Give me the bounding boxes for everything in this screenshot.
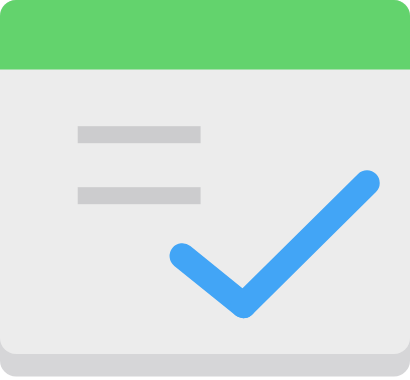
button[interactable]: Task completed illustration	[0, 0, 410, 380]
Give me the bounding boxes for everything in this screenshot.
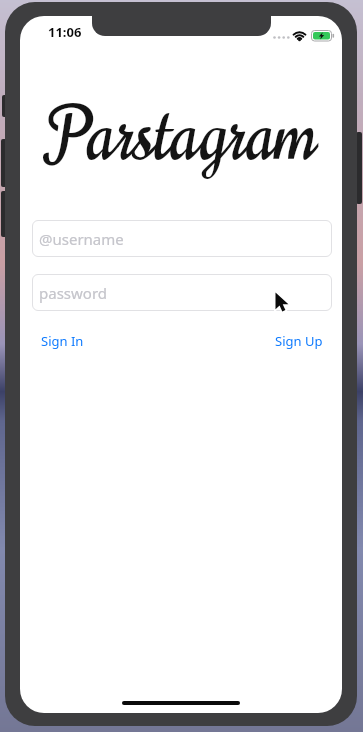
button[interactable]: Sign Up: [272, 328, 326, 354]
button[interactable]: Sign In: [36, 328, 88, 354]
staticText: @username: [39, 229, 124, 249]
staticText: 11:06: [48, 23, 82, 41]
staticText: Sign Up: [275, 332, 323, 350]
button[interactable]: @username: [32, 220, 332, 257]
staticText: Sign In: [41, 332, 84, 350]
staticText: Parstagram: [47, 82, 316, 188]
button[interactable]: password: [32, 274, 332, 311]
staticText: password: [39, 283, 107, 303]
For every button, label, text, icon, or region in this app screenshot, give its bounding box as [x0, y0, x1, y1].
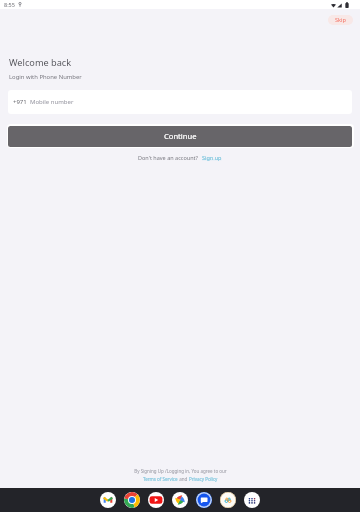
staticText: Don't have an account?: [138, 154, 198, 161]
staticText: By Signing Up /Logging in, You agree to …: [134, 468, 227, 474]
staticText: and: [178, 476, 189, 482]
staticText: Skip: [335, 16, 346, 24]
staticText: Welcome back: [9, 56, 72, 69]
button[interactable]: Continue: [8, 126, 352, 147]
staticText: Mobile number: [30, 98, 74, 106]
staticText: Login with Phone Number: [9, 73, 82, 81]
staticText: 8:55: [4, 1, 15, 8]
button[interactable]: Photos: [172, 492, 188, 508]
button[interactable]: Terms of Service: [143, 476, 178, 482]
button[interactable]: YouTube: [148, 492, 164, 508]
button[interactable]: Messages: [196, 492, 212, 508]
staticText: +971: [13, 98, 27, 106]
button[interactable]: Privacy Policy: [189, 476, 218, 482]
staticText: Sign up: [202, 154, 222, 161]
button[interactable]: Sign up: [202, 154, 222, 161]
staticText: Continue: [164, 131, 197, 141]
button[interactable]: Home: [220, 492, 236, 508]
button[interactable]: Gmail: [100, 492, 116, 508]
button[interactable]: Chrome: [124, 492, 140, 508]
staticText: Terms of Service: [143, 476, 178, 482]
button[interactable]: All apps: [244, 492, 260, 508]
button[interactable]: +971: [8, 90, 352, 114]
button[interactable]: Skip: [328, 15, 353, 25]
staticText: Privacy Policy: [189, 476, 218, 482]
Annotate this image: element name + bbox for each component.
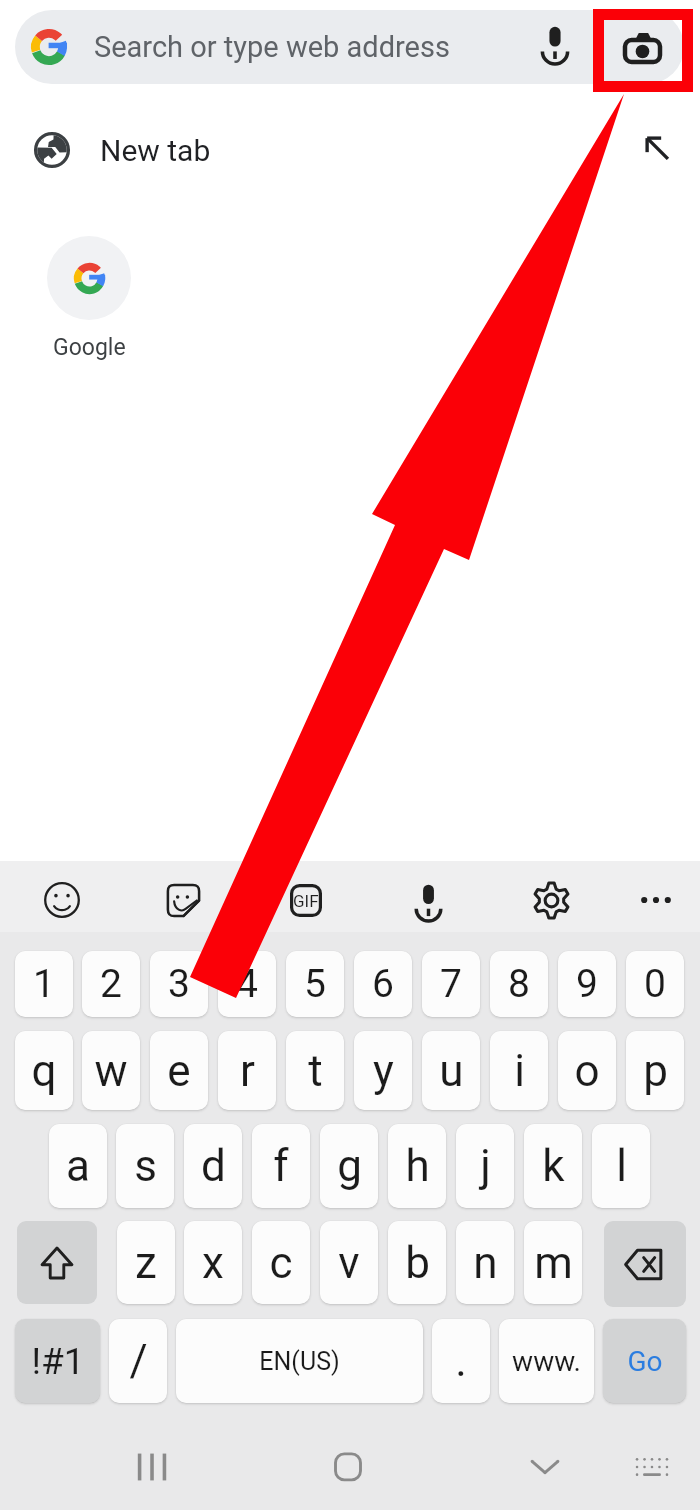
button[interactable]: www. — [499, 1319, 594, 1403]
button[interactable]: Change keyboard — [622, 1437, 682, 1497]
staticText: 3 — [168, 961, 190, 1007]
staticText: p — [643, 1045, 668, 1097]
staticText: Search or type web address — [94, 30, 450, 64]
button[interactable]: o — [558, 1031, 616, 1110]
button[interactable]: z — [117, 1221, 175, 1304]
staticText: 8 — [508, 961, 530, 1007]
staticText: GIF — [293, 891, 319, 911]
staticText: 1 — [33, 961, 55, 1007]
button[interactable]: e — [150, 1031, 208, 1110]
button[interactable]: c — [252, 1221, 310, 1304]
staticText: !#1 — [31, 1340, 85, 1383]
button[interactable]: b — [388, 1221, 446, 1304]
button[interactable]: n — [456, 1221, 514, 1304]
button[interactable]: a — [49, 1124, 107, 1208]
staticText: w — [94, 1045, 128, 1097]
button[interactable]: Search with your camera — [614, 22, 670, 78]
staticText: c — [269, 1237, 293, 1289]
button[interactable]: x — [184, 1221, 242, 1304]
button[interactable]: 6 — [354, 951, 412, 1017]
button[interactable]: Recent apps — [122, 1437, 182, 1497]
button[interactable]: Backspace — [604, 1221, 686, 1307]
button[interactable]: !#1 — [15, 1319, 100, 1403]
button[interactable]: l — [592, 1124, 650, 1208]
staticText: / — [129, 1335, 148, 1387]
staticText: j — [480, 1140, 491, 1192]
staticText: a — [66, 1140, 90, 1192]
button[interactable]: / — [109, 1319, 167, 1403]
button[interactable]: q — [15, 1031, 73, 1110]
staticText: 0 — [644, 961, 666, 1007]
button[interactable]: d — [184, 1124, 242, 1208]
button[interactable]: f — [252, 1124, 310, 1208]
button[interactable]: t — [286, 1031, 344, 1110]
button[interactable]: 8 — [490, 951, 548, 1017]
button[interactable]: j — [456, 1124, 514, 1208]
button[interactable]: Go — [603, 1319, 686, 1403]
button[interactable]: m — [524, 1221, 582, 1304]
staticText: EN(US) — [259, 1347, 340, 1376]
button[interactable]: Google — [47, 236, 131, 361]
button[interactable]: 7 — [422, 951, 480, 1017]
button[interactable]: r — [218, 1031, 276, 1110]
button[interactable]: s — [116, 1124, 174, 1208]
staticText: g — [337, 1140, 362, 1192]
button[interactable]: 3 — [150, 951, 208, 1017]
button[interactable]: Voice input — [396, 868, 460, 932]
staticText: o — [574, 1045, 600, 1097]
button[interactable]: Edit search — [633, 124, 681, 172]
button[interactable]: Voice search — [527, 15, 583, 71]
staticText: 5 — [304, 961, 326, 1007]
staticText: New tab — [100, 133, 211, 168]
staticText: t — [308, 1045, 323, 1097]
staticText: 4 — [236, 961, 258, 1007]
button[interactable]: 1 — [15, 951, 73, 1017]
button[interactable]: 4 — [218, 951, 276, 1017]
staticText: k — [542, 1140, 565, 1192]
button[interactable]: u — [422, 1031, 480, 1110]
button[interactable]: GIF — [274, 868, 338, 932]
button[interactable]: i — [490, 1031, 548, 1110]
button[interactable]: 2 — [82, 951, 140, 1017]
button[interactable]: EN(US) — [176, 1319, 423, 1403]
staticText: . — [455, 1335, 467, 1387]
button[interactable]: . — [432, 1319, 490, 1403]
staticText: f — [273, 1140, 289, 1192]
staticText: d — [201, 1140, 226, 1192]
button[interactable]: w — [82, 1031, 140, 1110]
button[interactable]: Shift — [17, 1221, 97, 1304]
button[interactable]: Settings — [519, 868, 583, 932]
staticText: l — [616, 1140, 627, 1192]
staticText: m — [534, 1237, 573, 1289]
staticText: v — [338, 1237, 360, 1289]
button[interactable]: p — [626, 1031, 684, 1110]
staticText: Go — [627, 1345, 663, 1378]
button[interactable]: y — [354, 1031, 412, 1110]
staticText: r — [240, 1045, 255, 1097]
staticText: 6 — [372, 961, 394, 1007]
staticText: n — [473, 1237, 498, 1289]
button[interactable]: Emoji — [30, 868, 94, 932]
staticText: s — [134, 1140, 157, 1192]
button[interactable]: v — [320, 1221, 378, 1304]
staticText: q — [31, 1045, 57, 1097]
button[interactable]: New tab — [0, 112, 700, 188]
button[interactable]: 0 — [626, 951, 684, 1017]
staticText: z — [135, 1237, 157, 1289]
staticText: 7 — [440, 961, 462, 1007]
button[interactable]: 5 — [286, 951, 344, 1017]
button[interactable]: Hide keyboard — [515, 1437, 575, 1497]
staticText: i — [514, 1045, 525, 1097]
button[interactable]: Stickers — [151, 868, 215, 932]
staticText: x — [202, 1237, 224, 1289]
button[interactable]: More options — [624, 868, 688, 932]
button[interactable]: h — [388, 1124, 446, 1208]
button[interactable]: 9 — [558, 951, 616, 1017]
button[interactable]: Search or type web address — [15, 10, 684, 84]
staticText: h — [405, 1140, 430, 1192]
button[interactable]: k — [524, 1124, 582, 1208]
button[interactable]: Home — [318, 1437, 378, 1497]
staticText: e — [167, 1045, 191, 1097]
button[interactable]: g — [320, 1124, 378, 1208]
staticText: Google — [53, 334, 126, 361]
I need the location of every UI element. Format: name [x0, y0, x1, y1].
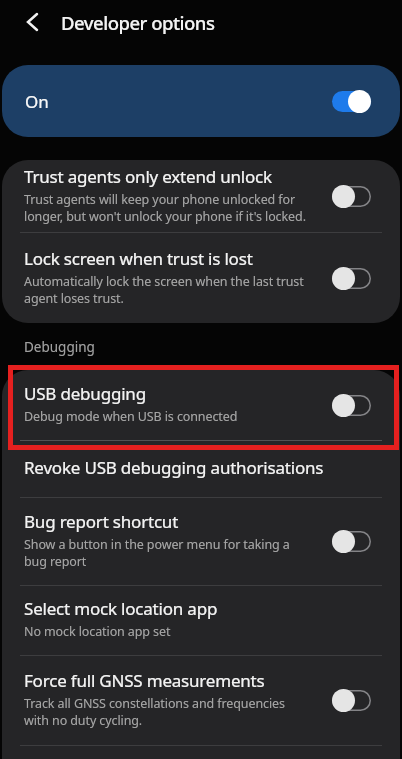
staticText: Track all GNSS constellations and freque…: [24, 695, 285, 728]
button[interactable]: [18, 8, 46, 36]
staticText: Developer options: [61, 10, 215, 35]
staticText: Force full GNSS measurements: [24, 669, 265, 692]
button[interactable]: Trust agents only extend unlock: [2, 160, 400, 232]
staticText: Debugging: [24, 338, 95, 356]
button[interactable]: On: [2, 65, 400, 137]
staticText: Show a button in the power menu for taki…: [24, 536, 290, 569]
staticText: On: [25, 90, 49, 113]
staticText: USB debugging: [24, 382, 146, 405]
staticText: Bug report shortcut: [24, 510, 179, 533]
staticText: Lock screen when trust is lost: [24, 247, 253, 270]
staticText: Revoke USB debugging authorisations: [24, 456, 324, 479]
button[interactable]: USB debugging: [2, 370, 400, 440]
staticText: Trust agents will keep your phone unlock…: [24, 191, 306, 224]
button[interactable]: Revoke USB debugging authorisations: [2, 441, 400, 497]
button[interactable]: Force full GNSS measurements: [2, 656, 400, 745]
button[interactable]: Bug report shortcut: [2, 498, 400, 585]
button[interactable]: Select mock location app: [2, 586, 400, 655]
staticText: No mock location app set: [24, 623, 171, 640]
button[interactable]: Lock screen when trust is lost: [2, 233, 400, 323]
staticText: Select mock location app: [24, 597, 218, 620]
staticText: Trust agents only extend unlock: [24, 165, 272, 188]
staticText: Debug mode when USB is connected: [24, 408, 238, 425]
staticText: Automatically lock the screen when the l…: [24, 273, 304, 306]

---+---

What you need to do: Repeat the part of the listing that opens with the line containing "staticText: Track all" and closes with the line containing "staticText: No mock", reproducing every line verbatim.

Full answer:
staticText: Track all GNSS constellations and freque…: [24, 695, 285, 728]
button[interactable]: [18, 8, 46, 36]
staticText: Developer options: [61, 10, 215, 35]
staticText: Force full GNSS measurements: [24, 669, 265, 692]
button[interactable]: Trust agents only extend unlock: [2, 160, 400, 232]
staticText: Debugging: [24, 338, 95, 356]
button[interactable]: On: [2, 65, 400, 137]
staticText: Show a button in the power menu for taki…: [24, 536, 290, 569]
staticText: On: [25, 90, 49, 113]
staticText: USB debugging: [24, 382, 146, 405]
staticText: Bug report shortcut: [24, 510, 179, 533]
staticText: Lock screen when trust is lost: [24, 247, 253, 270]
staticText: Revoke USB debugging authorisations: [24, 456, 324, 479]
button[interactable]: USB debugging: [2, 370, 400, 440]
staticText: Trust agents will keep your phone unlock…: [24, 191, 306, 224]
button[interactable]: Revoke USB debugging authorisations: [2, 441, 400, 497]
button[interactable]: Force full GNSS measurements: [2, 656, 400, 745]
button[interactable]: Bug report shortcut: [2, 498, 400, 585]
button[interactable]: Select mock location app: [2, 586, 400, 655]
staticText: No mock location app set: [24, 623, 171, 640]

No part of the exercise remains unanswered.